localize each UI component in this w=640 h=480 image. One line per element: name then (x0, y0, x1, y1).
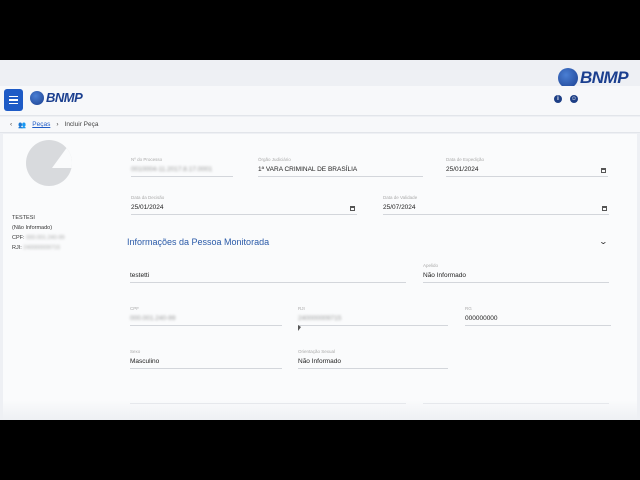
--
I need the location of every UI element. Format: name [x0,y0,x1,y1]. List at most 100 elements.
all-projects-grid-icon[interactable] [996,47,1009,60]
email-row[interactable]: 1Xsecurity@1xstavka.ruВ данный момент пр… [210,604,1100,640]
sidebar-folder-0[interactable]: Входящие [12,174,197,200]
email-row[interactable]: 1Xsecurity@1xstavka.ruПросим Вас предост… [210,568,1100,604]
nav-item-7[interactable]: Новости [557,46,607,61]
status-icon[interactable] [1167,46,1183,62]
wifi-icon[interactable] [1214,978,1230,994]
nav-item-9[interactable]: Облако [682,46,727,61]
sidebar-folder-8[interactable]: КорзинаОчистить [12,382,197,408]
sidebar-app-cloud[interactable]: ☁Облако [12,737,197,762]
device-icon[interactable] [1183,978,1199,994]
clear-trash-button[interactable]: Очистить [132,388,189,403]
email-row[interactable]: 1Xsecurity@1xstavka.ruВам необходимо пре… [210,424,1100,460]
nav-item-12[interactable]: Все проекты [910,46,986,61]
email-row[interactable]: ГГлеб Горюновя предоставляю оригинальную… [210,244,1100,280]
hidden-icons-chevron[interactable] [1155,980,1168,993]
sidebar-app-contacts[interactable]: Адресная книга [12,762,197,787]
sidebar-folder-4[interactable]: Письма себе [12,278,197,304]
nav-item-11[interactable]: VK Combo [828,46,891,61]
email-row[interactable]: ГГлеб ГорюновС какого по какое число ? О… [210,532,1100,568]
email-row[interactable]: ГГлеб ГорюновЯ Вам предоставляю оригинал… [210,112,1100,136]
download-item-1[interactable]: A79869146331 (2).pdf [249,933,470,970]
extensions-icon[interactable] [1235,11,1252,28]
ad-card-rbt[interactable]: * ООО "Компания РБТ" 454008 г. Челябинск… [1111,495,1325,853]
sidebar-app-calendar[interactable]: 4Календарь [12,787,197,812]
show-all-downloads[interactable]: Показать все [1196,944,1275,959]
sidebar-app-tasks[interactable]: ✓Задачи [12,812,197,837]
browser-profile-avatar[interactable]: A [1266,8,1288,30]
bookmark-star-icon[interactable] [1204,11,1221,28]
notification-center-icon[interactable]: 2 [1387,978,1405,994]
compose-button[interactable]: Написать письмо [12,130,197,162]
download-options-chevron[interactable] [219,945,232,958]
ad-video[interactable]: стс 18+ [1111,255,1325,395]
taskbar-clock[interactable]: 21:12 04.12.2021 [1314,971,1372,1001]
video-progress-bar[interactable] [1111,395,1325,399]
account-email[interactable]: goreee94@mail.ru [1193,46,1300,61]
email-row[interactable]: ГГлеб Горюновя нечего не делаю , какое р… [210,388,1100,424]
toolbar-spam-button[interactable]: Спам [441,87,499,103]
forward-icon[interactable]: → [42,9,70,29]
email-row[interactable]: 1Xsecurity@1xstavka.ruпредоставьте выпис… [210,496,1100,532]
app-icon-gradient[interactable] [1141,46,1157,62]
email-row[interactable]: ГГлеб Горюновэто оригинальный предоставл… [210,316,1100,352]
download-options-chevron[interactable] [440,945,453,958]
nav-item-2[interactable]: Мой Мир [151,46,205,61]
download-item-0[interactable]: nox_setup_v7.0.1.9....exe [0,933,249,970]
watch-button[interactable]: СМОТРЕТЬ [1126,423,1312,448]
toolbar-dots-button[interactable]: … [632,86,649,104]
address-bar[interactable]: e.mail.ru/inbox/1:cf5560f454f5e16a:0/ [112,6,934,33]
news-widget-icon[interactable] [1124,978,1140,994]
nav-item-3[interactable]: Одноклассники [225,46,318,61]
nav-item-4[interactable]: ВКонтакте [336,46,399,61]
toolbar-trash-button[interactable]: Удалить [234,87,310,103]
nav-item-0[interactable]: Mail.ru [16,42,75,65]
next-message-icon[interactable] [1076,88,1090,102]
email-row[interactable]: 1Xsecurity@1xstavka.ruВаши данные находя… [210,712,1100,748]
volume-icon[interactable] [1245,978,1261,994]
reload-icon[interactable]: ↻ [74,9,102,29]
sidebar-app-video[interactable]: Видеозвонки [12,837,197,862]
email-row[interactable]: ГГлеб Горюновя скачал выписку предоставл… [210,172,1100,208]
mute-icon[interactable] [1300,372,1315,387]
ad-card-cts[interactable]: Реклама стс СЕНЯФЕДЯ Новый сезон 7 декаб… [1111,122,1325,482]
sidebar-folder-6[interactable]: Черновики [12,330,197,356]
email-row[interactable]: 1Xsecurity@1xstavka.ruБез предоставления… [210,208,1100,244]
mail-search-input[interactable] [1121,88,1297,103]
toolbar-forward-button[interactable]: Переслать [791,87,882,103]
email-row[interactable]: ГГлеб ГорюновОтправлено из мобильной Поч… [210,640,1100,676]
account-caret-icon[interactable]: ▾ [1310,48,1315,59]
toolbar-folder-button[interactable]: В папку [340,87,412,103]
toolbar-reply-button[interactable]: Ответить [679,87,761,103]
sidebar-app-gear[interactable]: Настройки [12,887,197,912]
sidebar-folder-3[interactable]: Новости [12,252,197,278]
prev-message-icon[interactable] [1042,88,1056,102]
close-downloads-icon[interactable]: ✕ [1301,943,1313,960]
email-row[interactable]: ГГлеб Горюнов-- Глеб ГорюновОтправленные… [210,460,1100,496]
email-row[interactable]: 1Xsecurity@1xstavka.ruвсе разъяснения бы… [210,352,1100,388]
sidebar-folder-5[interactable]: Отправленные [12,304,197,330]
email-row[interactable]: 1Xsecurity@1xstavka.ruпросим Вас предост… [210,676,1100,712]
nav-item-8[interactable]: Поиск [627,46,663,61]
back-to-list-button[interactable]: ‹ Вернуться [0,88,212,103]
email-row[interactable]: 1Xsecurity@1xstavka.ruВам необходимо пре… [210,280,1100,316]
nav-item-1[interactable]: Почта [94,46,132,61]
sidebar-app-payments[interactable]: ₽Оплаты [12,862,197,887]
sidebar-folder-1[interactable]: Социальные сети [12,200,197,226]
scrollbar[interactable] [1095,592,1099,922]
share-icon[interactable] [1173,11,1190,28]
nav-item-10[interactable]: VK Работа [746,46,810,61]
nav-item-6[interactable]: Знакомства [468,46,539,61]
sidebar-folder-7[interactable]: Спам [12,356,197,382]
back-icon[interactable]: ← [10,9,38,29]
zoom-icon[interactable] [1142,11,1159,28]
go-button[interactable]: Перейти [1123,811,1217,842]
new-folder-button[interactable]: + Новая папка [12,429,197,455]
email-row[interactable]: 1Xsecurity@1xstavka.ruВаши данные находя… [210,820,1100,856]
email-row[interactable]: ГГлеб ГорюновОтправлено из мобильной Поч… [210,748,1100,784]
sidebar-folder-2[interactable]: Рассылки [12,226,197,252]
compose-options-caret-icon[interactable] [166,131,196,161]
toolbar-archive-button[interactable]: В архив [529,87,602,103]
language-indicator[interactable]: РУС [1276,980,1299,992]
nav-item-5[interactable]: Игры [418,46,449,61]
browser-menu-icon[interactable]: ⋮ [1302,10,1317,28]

Requirements ::
Reproduce the items above without alteration, covering everything from the line that contains "I need the location" down to the line that contains "email-row[interactable]: 1Xsecurity@1xstavka.ruВ данный", with both of those lines included.

Exercise solution ::
I need the location of every UI element. Format: name [x0,y0,x1,y1]. List at most 100 elements.
all-projects-grid-icon[interactable] [996,47,1009,60]
email-row[interactable]: 1Xsecurity@1xstavka.ruВ данный момент пр… [210,604,1100,640]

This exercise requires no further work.